Job: Reproduce the entire post on the McDonald's cheese lawsuit word for word, from its opening line to its final sentence.

05/25/2018Tho Bishop

Today in stupid lawsuits we have two Florida men suing McDonalds for not giving them a discount for asking for a Quarter Pounder with Cheese without the cheese. They are asking for $5 million in damages. 

As the Miami Herald reports:

The suit claims, "customers have been forced, and continue to be overcharged for these products, by being forced to pay for two slices of cheese, which they do not want, order, or receive, to be able to purchase their desired product."

Having to pay for cheese they do not receive because they asked that it be held off of the burgers, well, they are not "lovin' it," to borrow from McDonald's current slogan....

According to Lavin's suit, Kissner and Werner "have suffered injury as a result of their purchases because they were overcharged, and were required to pay for cheese, which is not a component of either a Quarter Pounder or a Double Quarter Pounder, that they did not want and did not receive."

As absurd as the lawsuit is, there is a worthwhile economics lesson here. The case is clearly grounded in the idea of a Cost Theory of Value, which basically viewed the price of goods as the result of combining the cost of production with enough profit to make the entire venture worthwhile. In the view of Mr. Kissner and Mr. Werner, the fact they are asking for a sandwich requiring one less factor of production means that McDonalds is now wrongly profiting more from their order than a fellow customer who likes their cheese. 

If McDonalds is in need of an expert to debunk this argument, I would suggest Bob Murphy.

As he explained in his excellent article Problems with the Cost Theory of Value:

Fundamentally, the cost theory is deficient because it doesn't actually explain the determinants of market prices. Rather, the cost theory merely explains relationships among market prices.

Data provided:
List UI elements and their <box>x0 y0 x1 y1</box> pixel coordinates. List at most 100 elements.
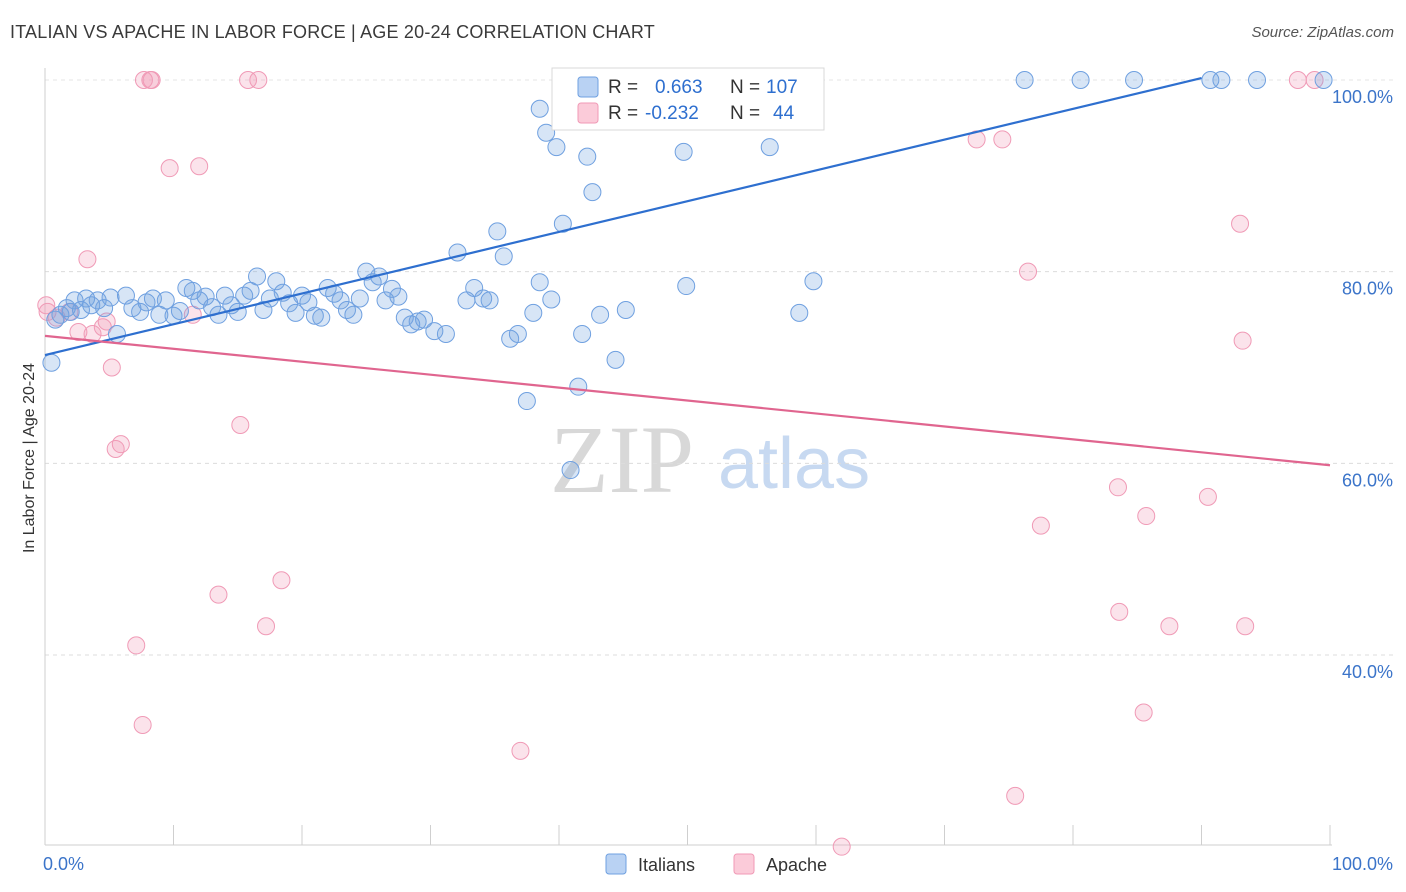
apache-series <box>37 71 1324 856</box>
legend-r-value-italians: 0.663 <box>655 77 703 98</box>
italians-point <box>95 299 114 318</box>
italians-point <box>305 306 324 325</box>
italians-point <box>760 138 779 157</box>
italians-point <box>606 350 625 369</box>
apache-point <box>231 416 250 434</box>
legend-r-label-italians: R = <box>608 77 638 98</box>
italians-point <box>542 290 561 309</box>
italians-point <box>530 99 549 118</box>
italians-point <box>530 273 549 292</box>
italians-point <box>517 392 536 411</box>
italians-point <box>578 147 597 166</box>
y-tick-label: 40.0% <box>1342 662 1393 682</box>
apache-point <box>190 157 209 176</box>
italians-point <box>65 291 84 310</box>
apache-point <box>239 71 258 89</box>
italians-point <box>228 302 247 321</box>
italians-point <box>583 183 602 202</box>
italians-point <box>215 286 234 305</box>
apache-point <box>111 435 130 454</box>
apache-point <box>249 71 268 89</box>
italians-point <box>436 324 455 343</box>
apache-point <box>134 71 153 89</box>
italians-point <box>389 287 408 306</box>
italians-point <box>677 277 696 296</box>
apache-point <box>1019 262 1038 281</box>
italians-point <box>494 247 513 266</box>
italians-point <box>331 291 350 310</box>
italians-point <box>415 310 434 329</box>
apache-point <box>1108 478 1127 497</box>
apache-point <box>832 837 851 856</box>
x-tick-label-min: 0.0% <box>43 854 84 874</box>
legend-n-label-italians: N = <box>730 77 760 98</box>
italians-point <box>344 305 363 324</box>
x-tick-label-max: 100.0% <box>1332 854 1393 874</box>
legend-n-value-apache: 44 <box>773 103 795 124</box>
apache-point <box>83 324 102 343</box>
apache-point <box>160 159 179 178</box>
apache-point <box>1110 602 1129 621</box>
italians-point <box>591 305 610 324</box>
italians-point <box>196 287 215 306</box>
italians-point <box>101 288 120 307</box>
y-tick-label: 80.0% <box>1342 279 1393 299</box>
apache-point <box>1160 617 1179 636</box>
italians-point <box>474 289 493 308</box>
italians-point <box>524 303 543 322</box>
italians-point <box>42 353 61 372</box>
y-tick-label: 100.0% <box>1332 87 1393 107</box>
legend-box: R = 0.663 N = 107 R = -0.232 N = 44 <box>551 67 825 131</box>
apache-point <box>209 585 228 604</box>
apache-point <box>993 130 1012 149</box>
y-axis-label: In Labor Force | Age 20-24 <box>21 363 38 553</box>
bottom-legend-swatch-apache <box>733 853 755 875</box>
italians-trend-line <box>44 77 1202 357</box>
legend-swatch-italians <box>577 76 599 98</box>
italians-point <box>1071 71 1090 89</box>
italians-point <box>1314 71 1333 89</box>
apache-point <box>1137 507 1156 526</box>
italians-point <box>804 272 823 291</box>
italians-point <box>312 308 331 327</box>
apache-point <box>1231 214 1250 233</box>
apache-point <box>1134 703 1153 722</box>
italians-point <box>170 301 189 320</box>
y-tick-label: 60.0% <box>1342 470 1393 490</box>
apache-point <box>102 358 121 377</box>
watermark: ZIP atlas <box>550 406 870 513</box>
apache-point <box>257 617 276 636</box>
italians-point <box>1212 71 1231 89</box>
legend-n-label-apache: N = <box>730 103 760 124</box>
apache-point <box>37 296 56 315</box>
italians-point <box>488 222 507 241</box>
trend-lines <box>44 77 1331 467</box>
apache-point <box>1031 516 1050 535</box>
italians-point <box>51 305 70 324</box>
italians-point <box>537 123 556 142</box>
bottom-legend-swatch-italians <box>605 853 627 875</box>
italians-point <box>616 301 635 319</box>
legend-r-value-apache: -0.232 <box>645 103 699 124</box>
italians-point <box>286 303 305 322</box>
italians-point <box>465 278 484 297</box>
italians-point <box>131 302 150 321</box>
apache-point <box>106 439 125 458</box>
apache-point <box>1198 487 1217 506</box>
apache-point <box>1288 71 1307 89</box>
italians-point <box>408 312 427 331</box>
apache-point <box>78 250 97 269</box>
grid-lines <box>45 79 1395 656</box>
italians-point <box>350 289 369 308</box>
italians-point <box>382 279 401 298</box>
italians-point <box>1125 71 1144 89</box>
legend-swatch-apache <box>577 102 599 124</box>
chart-title: ITALIAN VS APACHE IN LABOR FORCE | AGE 2… <box>10 22 655 42</box>
legend-n-value-italians: 107 <box>766 77 798 98</box>
apache-point <box>127 636 146 655</box>
italians-point <box>573 324 592 343</box>
italians-point <box>553 214 572 233</box>
watermark-atlas: atlas <box>718 424 870 504</box>
italians-point <box>267 272 286 291</box>
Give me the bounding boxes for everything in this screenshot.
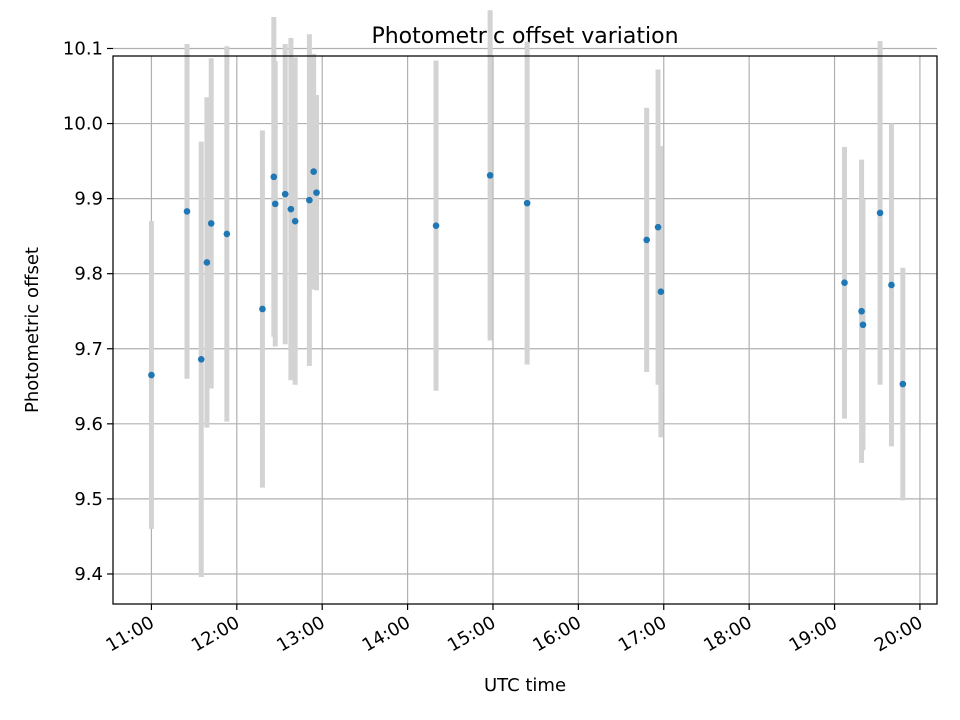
y-tick-label: 9.7 [74,339,103,360]
y-tick-label: 9.8 [74,264,103,285]
data-point [148,371,155,379]
data-point [203,259,211,266]
plot-frame [112,55,938,605]
data-point [899,380,907,388]
y-tick-label: 10.1 [63,38,103,59]
data-point [281,190,289,198]
y-tick-label: 10.0 [63,114,103,135]
y-axis-ticks: 9.4 9.5 9.6 9.7 9.8 9.9 10.0 10.1 [63,38,113,585]
data-point [207,220,215,227]
data-point [183,208,191,215]
data-point [643,236,650,244]
data-point [486,172,494,179]
data-point [859,321,867,329]
data-point [287,205,295,213]
x-axis-label: UTC time [484,675,566,696]
data-point [291,217,299,225]
data-point [223,230,231,238]
y-tick-label: 9.9 [74,189,103,210]
data-point [657,288,665,296]
data-points [148,168,907,388]
data-point [841,279,848,287]
y-axis-label: Photometric offset [22,247,43,413]
data-point [306,196,313,204]
data-point [197,355,205,363]
data-point [654,223,662,231]
data-point [271,200,279,208]
data-point [858,307,865,315]
data-point [888,281,895,289]
data-point [432,222,440,229]
y-tick-label: 9.5 [74,489,103,510]
data-point [523,199,531,207]
y-tick-label: 9.4 [74,564,103,585]
data-point [259,305,266,313]
data-point [876,209,884,217]
data-point [310,168,317,175]
data-point [270,173,278,181]
data-point [313,189,320,196]
y-tick-label: 9.6 [74,414,103,435]
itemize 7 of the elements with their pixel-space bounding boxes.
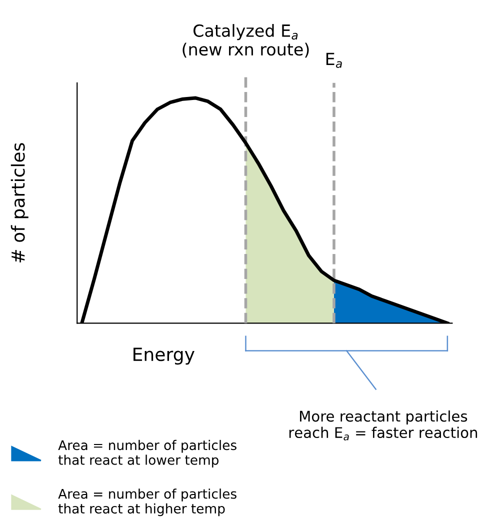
legend-label: Area = number of particles that react at lower temp <box>58 440 236 468</box>
text: Catalyzed E$_{a}$ (new rxn route) <box>182 24 309 58</box>
text: More reactant particles reach E$_{a}$ = faster reaction <box>289 410 478 440</box>
text: E$_{a}$ <box>326 52 342 68</box>
y-axis-title: # of particles <box>10 143 28 262</box>
x-axis-title: Energy <box>134 348 194 365</box>
legend-label: Area = number of particles that react at higher temp <box>58 488 236 516</box>
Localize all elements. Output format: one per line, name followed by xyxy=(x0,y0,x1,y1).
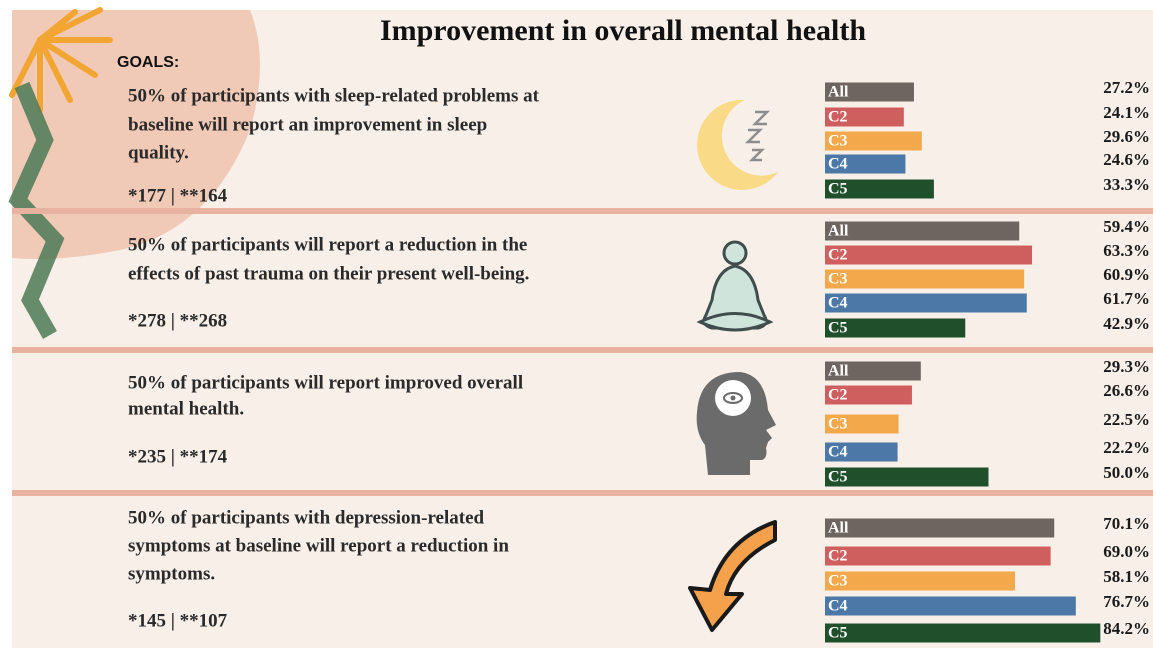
value-label: 84.2% xyxy=(1103,619,1150,638)
value-label: 33.3% xyxy=(1103,175,1150,194)
head-icon xyxy=(696,372,776,475)
goal-text: 50% of participants with sleep-related p… xyxy=(128,85,540,106)
arrow-icon xyxy=(688,520,777,632)
value-label: 76.7% xyxy=(1103,592,1150,611)
bar-category: C2 xyxy=(828,109,848,126)
value-label: 27.2% xyxy=(1103,78,1150,97)
bar-category: C5 xyxy=(828,181,848,198)
goal-text: baseline will report an improvement in s… xyxy=(128,114,487,135)
separator xyxy=(12,347,1153,353)
participant-counts: *278 | **268 xyxy=(128,310,227,331)
participant-counts: *177 | **164 xyxy=(128,185,228,206)
bar-category: C4 xyxy=(828,598,848,615)
bar-category: C2 xyxy=(828,548,848,565)
bar xyxy=(825,221,1020,241)
bar-category: C3 xyxy=(828,573,848,590)
bar xyxy=(825,293,1027,313)
goals-label: GOALS: xyxy=(117,54,179,71)
bar xyxy=(825,107,904,127)
meditation-icon xyxy=(696,240,774,332)
bar xyxy=(825,269,1025,289)
bar-category: C5 xyxy=(828,625,848,642)
value-label: 58.1% xyxy=(1103,567,1150,586)
bar-category: C4 xyxy=(828,295,848,312)
goal-text: effects of past trauma on their present … xyxy=(128,263,529,284)
goal-text: 50% of participants with depression-rela… xyxy=(128,507,485,528)
value-label: 63.3% xyxy=(1103,241,1150,260)
value-label: 69.0% xyxy=(1103,542,1150,561)
bar xyxy=(825,596,1076,616)
bar xyxy=(825,318,966,338)
bar xyxy=(825,82,914,102)
bar xyxy=(825,442,898,462)
bar xyxy=(825,623,1101,643)
bar-category: All xyxy=(828,223,849,240)
value-label: 24.1% xyxy=(1103,103,1150,122)
bar-category: C5 xyxy=(828,320,848,337)
value-label: 59.4% xyxy=(1103,217,1150,236)
value-label: 22.2% xyxy=(1103,438,1150,457)
goal-text: mental health. xyxy=(128,398,244,419)
goal-text: 50% of participants will report improved… xyxy=(128,372,523,393)
page-title: Improvement in overall mental health xyxy=(380,14,866,47)
bar-category: C3 xyxy=(828,133,848,150)
blob xyxy=(12,10,260,259)
bar xyxy=(825,571,1015,591)
bar-category: C3 xyxy=(828,271,848,288)
sun xyxy=(9,7,113,113)
goal-text: quality. xyxy=(128,142,189,163)
bar-category: C2 xyxy=(828,247,848,264)
value-label: 29.6% xyxy=(1103,127,1150,146)
value-label: 50.0% xyxy=(1103,463,1150,482)
separator xyxy=(12,208,1153,214)
participant-counts: *235 | **174 xyxy=(128,446,228,467)
bar xyxy=(825,179,934,199)
value-label: 70.1% xyxy=(1103,514,1150,533)
bar-category: All xyxy=(828,84,849,101)
bar-category: C3 xyxy=(828,416,848,433)
bar xyxy=(825,518,1055,538)
participant-counts: *145 | **107 xyxy=(128,610,228,631)
bar-category: C4 xyxy=(828,444,848,461)
value-label: 24.6% xyxy=(1103,150,1150,169)
bar xyxy=(825,154,906,174)
goal-text: symptoms. xyxy=(128,563,215,584)
goal-text: symptoms at baseline will report a reduc… xyxy=(128,535,509,556)
bar-category: All xyxy=(828,520,849,537)
value-label: 61.7% xyxy=(1103,289,1150,308)
goal-text: 50% of participants will report a reduct… xyxy=(128,234,527,255)
bar xyxy=(825,245,1032,265)
value-label: 29.3% xyxy=(1103,357,1150,376)
bar xyxy=(825,361,921,381)
value-label: 26.6% xyxy=(1103,381,1150,400)
value-label: 22.5% xyxy=(1103,410,1150,429)
bar-category: All xyxy=(828,363,849,380)
bar xyxy=(825,414,899,434)
separator xyxy=(12,490,1153,496)
moon-icon xyxy=(697,99,778,190)
value-label: 42.9% xyxy=(1103,314,1150,333)
squiggle xyxy=(8,81,65,339)
bar-category: C4 xyxy=(828,156,848,173)
bar xyxy=(825,385,912,405)
bar xyxy=(825,467,989,487)
bar xyxy=(825,131,922,151)
bar-category: C5 xyxy=(828,469,848,486)
bar xyxy=(825,546,1051,566)
bar-category: C2 xyxy=(828,387,848,404)
value-label: 60.9% xyxy=(1103,265,1150,284)
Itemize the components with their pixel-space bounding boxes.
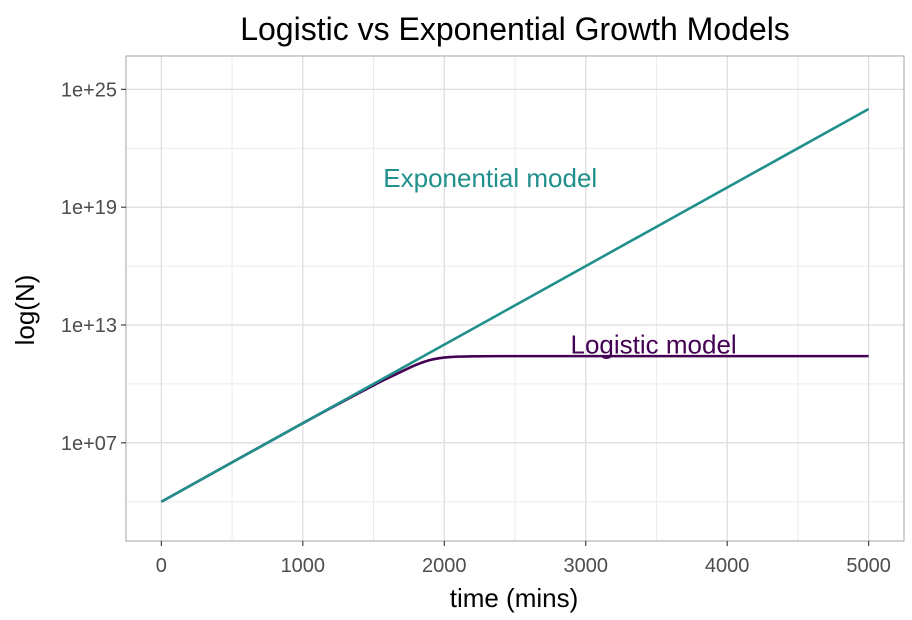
series-layer bbox=[160, 107, 870, 503]
logistic-model-annotation: Logistic model bbox=[571, 330, 737, 360]
x-tick-label: 0 bbox=[156, 555, 167, 577]
panel-border bbox=[125, 55, 905, 542]
chart-title: Logistic vs Exponential Growth Models bbox=[240, 11, 790, 47]
y-tick-label: 1e+19 bbox=[61, 197, 117, 219]
y-axis-title: log(N) bbox=[10, 275, 40, 346]
y-tick-label: 1e+25 bbox=[61, 79, 117, 101]
exponential-model-annotation: Exponential model bbox=[383, 163, 597, 193]
y-tick-label: 1e+07 bbox=[61, 433, 117, 455]
x-tick-label: 4000 bbox=[705, 555, 750, 577]
y-axis-ticks: 1e+07 1e+13 1e+19 1e+25 bbox=[61, 79, 126, 455]
minor-gridlines bbox=[126, 56, 904, 541]
x-axis-ticks: 0 1000 2000 3000 4000 5000 bbox=[156, 541, 891, 577]
annotation-layer: Exponential model Logistic model bbox=[383, 163, 736, 359]
x-axis-title: time (mins) bbox=[450, 583, 579, 613]
x-tick-label: 5000 bbox=[846, 555, 891, 577]
exponential-model-line bbox=[160, 107, 870, 503]
x-tick-label: 3000 bbox=[563, 555, 608, 577]
y-tick-label: 1e+13 bbox=[61, 315, 117, 337]
x-tick-label: 1000 bbox=[281, 555, 326, 577]
major-gridlines bbox=[126, 56, 904, 541]
x-tick-label: 2000 bbox=[422, 555, 467, 577]
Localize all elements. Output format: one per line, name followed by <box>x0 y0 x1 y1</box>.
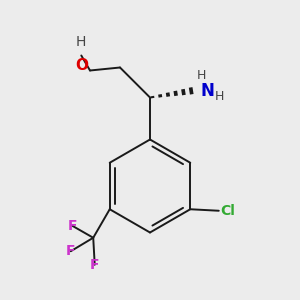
Text: Cl: Cl <box>220 204 235 218</box>
Text: O: O <box>75 58 88 73</box>
Text: H: H <box>214 90 224 104</box>
Text: N: N <box>200 82 214 100</box>
Text: H: H <box>197 69 206 82</box>
Text: H: H <box>76 35 86 50</box>
Text: F: F <box>90 258 100 272</box>
Text: F: F <box>68 219 77 233</box>
Text: F: F <box>66 244 76 258</box>
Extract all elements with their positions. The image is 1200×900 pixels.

Final result:
05/25/2018Tho Bishop

Today in stupid lawsuits we have two Florida men suing McDonalds for not giving them a discount for asking for a Quarter Pounder with Cheese without the cheese. They are asking for $5 million in damages. 

As the Miami Herald reports:

The suit claims, "customers have been forced, and continue to be overcharged for these products, by being forced to pay for two slices of cheese, which they do not want, order, or receive, to be able to purchase their desired product."

Having to pay for cheese they do not receive because they asked that it be held off of the burgers, well, they are not "lovin' it," to borrow from McDonald's current slogan....

According to Lavin's suit, Kissner and Werner "have suffered injury as a result of their purchases because they were overcharged, and were required to pay for cheese, which is not a component of either a Quarter Pounder or a Double Quarter Pounder, that they did not want and did not receive."

As absurd as the lawsuit is, there is a worthwhile economics lesson here. The case is clearly grounded in the idea of a Cost Theory of Value, which basically viewed the price of goods as the result of combining the cost of production with enough profit to make the entire venture worthwhile. In the view of Mr. Kissner and Mr. Werner, the fact they are asking for a sandwich requiring one less factor of production means that McDonalds is now wrongly profiting more from their order than a fellow customer who likes their cheese. 

If McDonalds is in need of an expert to debunk this argument, I would suggest Bob Murphy.

As he explained in his excellent article Problems with the Cost Theory of Value:

Fundamentally, the cost theory is deficient because it doesn't actually explain the determinants of market prices. Rather, the cost theory merely explains relationships among market prices.